* Directions
Reproduce each of the lines below word for word, omitting the pictures.
** Start Provided records **
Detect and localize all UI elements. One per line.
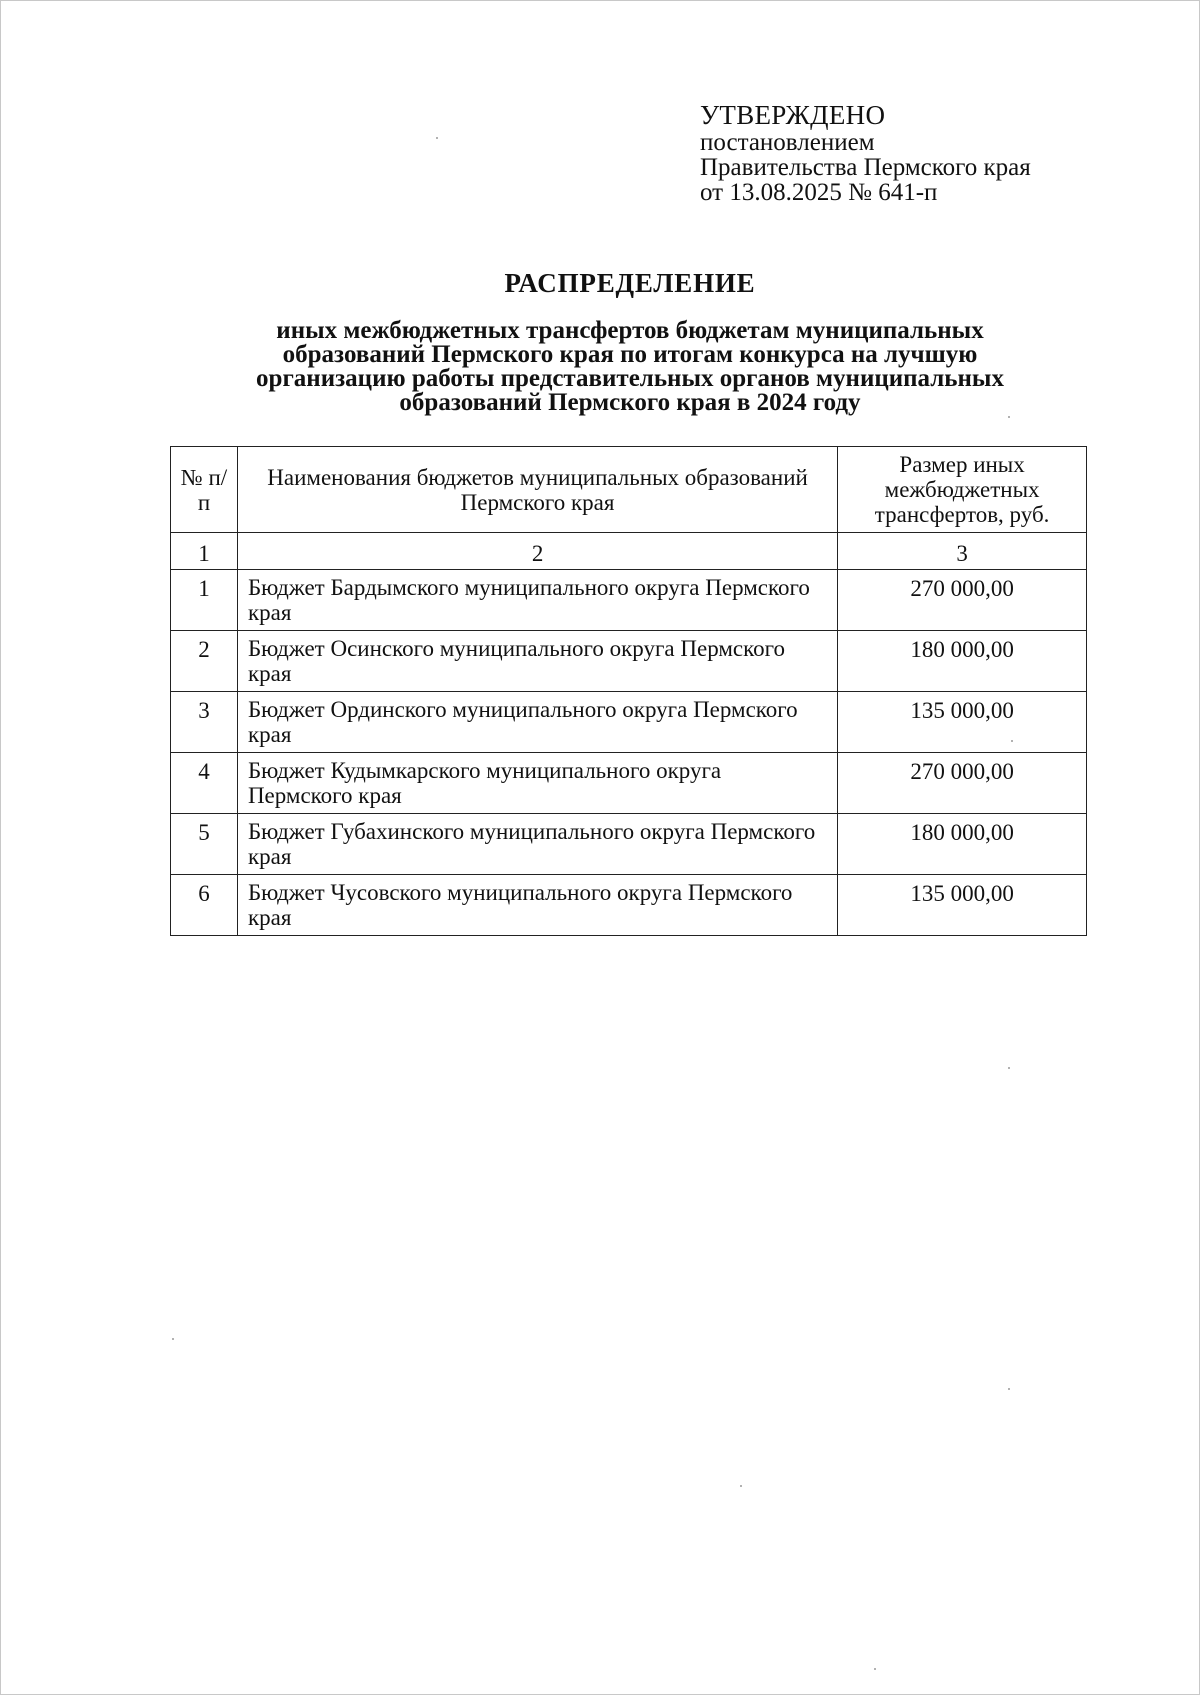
approval-stamp bbox=[700, 100, 1031, 205]
budget-name: Бюджет Губахинского муниципального округа Пермского края bbox=[237, 814, 837, 875]
transfer-amount: 180 000,00 bbox=[838, 631, 1087, 692]
budget-name: Бюджет Ординского муниципального округа Пермского края bbox=[237, 692, 837, 753]
table-row bbox=[171, 692, 1087, 753]
header-num: № п/п bbox=[171, 447, 238, 533]
transfer-amount: 135 000,00 bbox=[838, 875, 1087, 936]
approval-line-3: от 13.08.2025 № 641-п bbox=[700, 179, 938, 206]
row-number: 4 bbox=[171, 753, 238, 814]
row-number: 6 bbox=[171, 875, 238, 936]
header-amount: Размер иных межбюджетных трансфертов, руб. bbox=[838, 447, 1087, 533]
column-index-cell: 3 bbox=[838, 533, 1087, 570]
table-header-row bbox=[171, 447, 1087, 533]
budget-name: Бюджет Осинского муниципального округа Пермского края bbox=[237, 631, 837, 692]
column-index-row bbox=[171, 533, 1087, 570]
subtitle-line: образований Пермского края по итогам конкурса на лучшую bbox=[282, 341, 978, 368]
subtitle-line: образований Пермского края в 2024 году bbox=[399, 389, 861, 416]
budget-name: Бюджет Бардымского муниципального округа Пермского края bbox=[237, 570, 837, 631]
budget-name: Бюджет Кудымкарского муниципального округа Пермского края bbox=[237, 753, 837, 814]
transfers-table bbox=[170, 446, 1087, 936]
scan-speck bbox=[436, 137, 438, 139]
scan-speck bbox=[1008, 416, 1010, 418]
table-row bbox=[171, 875, 1087, 936]
header-name: Наименования бюджетов муниципальных образований Пермского края bbox=[237, 447, 837, 533]
transfer-amount: 270 000,00 bbox=[838, 753, 1087, 814]
subtitle-line: организацию работы представительных органов муниципальных bbox=[256, 365, 1004, 392]
subtitle-line: иных межбюджетных трансфертов бюджетам муниципальных bbox=[276, 317, 984, 344]
scan-speck bbox=[1008, 1067, 1010, 1069]
table-row bbox=[171, 753, 1087, 814]
scan-speck bbox=[1011, 740, 1013, 742]
approval-line-2: Правительства Пермского края bbox=[700, 154, 1031, 181]
row-number: 5 bbox=[171, 814, 238, 875]
scan-speck bbox=[172, 1338, 174, 1340]
table-row bbox=[171, 631, 1087, 692]
transfer-amount: 180 000,00 bbox=[838, 814, 1087, 875]
document-title: РАСПРЕДЕЛЕНИЕ bbox=[504, 268, 756, 298]
transfer-amount: 135 000,00 bbox=[838, 692, 1087, 753]
table-row bbox=[171, 570, 1087, 631]
document-title-block bbox=[160, 268, 1100, 415]
document-subtitle bbox=[160, 319, 1100, 415]
table-row bbox=[171, 814, 1087, 875]
scan-speck bbox=[740, 1485, 742, 1487]
budget-name: Бюджет Чусовского муниципального округа Пермского края bbox=[237, 875, 837, 936]
row-number: 1 bbox=[171, 570, 238, 631]
scan-speck bbox=[874, 1668, 876, 1670]
column-index-cell: 2 bbox=[237, 533, 837, 570]
scan-speck bbox=[1008, 1388, 1010, 1390]
row-number: 3 bbox=[171, 692, 238, 753]
transfer-amount: 270 000,00 bbox=[838, 570, 1087, 631]
approval-heading: УТВЕРЖДЕНО bbox=[700, 100, 886, 130]
approval-line-1: постановлением bbox=[700, 129, 875, 156]
row-number: 2 bbox=[171, 631, 238, 692]
column-index-cell: 1 bbox=[171, 533, 238, 570]
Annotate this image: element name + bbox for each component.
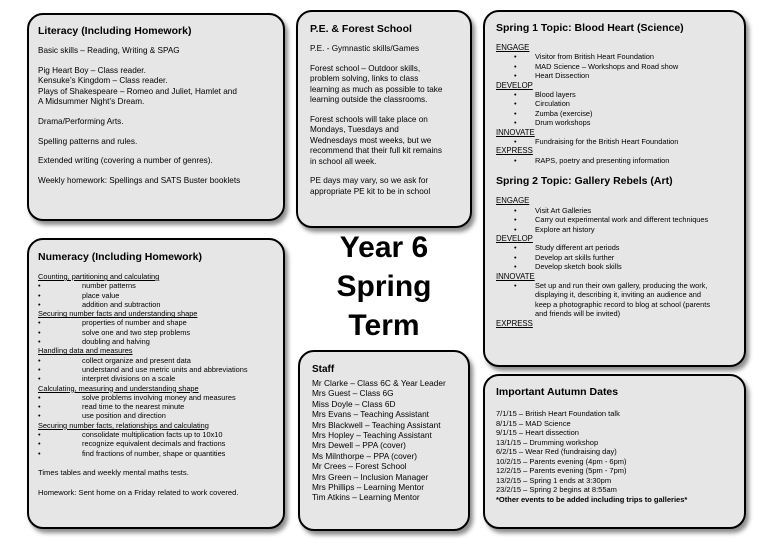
** End Provided records **
* Reply to the exercise
Detect and localize all UI elements. One per line.
approval-stamp bbox=[700, 100, 1031, 205]
budget-name: Бюджет Губахинского муниципального округа Пермского края bbox=[237, 814, 837, 875]
transfer-amount: 180 000,00 bbox=[838, 631, 1087, 692]
budget-name: Бюджет Ординского муниципального округа Пермского края bbox=[237, 692, 837, 753]
table-row bbox=[171, 692, 1087, 753]
header-num: № п/п bbox=[171, 447, 238, 533]
transfer-amount: 135 000,00 bbox=[838, 875, 1087, 936]
approval-line-3: от 13.08.2025 № 641-п bbox=[700, 179, 938, 206]
row-number: 4 bbox=[171, 753, 238, 814]
row-number: 6 bbox=[171, 875, 238, 936]
header-amount: Размер иных межбюджетных трансфертов, руб. bbox=[838, 447, 1087, 533]
column-index-cell: 3 bbox=[838, 533, 1087, 570]
table-header-row bbox=[171, 447, 1087, 533]
budget-name: Бюджет Осинского муниципального округа Пермского края bbox=[237, 631, 837, 692]
column-index-row bbox=[171, 533, 1087, 570]
subtitle-line: образований Пермского края по итогам конкурса на лучшую bbox=[282, 341, 978, 368]
subtitle-line: образований Пермского края в 2024 году bbox=[399, 389, 861, 416]
budget-name: Бюджет Бардымского муниципального округа Пермского края bbox=[237, 570, 837, 631]
budget-name: Бюджет Кудымкарского муниципального округа Пермского края bbox=[237, 753, 837, 814]
transfers-table bbox=[170, 446, 1087, 936]
scan-speck bbox=[436, 137, 438, 139]
scan-speck bbox=[1008, 416, 1010, 418]
table-row bbox=[171, 875, 1087, 936]
header-name: Наименования бюджетов муниципальных образований Пермского края bbox=[237, 447, 837, 533]
transfer-amount: 270 000,00 bbox=[838, 753, 1087, 814]
subtitle-line: организацию работы представительных органов муниципальных bbox=[256, 365, 1004, 392]
subtitle-line: иных межбюджетных трансфертов бюджетам муниципальных bbox=[276, 317, 984, 344]
scan-speck bbox=[1008, 1067, 1010, 1069]
table-row bbox=[171, 753, 1087, 814]
scan-speck bbox=[1011, 740, 1013, 742]
approval-line-2: Правительства Пермского края bbox=[700, 154, 1031, 181]
row-number: 5 bbox=[171, 814, 238, 875]
scan-speck bbox=[172, 1338, 174, 1340]
table-row bbox=[171, 631, 1087, 692]
transfer-amount: 180 000,00 bbox=[838, 814, 1087, 875]
document-title: РАСПРЕДЕЛЕНИЕ bbox=[504, 268, 756, 298]
transfer-amount: 135 000,00 bbox=[838, 692, 1087, 753]
table-row bbox=[171, 570, 1087, 631]
document-title-block bbox=[160, 268, 1100, 415]
document-subtitle bbox=[160, 319, 1100, 415]
table-row bbox=[171, 814, 1087, 875]
scan-speck bbox=[740, 1485, 742, 1487]
budget-name: Бюджет Чусовского муниципального округа Пермского края bbox=[237, 875, 837, 936]
row-number: 1 bbox=[171, 570, 238, 631]
scan-speck bbox=[874, 1668, 876, 1670]
column-index-cell: 2 bbox=[237, 533, 837, 570]
scan-speck bbox=[1008, 1388, 1010, 1390]
row-number: 3 bbox=[171, 692, 238, 753]
transfer-amount: 270 000,00 bbox=[838, 570, 1087, 631]
approval-heading: УТВЕРЖДЕНО bbox=[700, 100, 886, 130]
approval-line-1: постановлением bbox=[700, 129, 875, 156]
row-number: 2 bbox=[171, 631, 238, 692]
column-index-cell: 1 bbox=[171, 533, 238, 570]
Annotate this image: element name + bbox for each component.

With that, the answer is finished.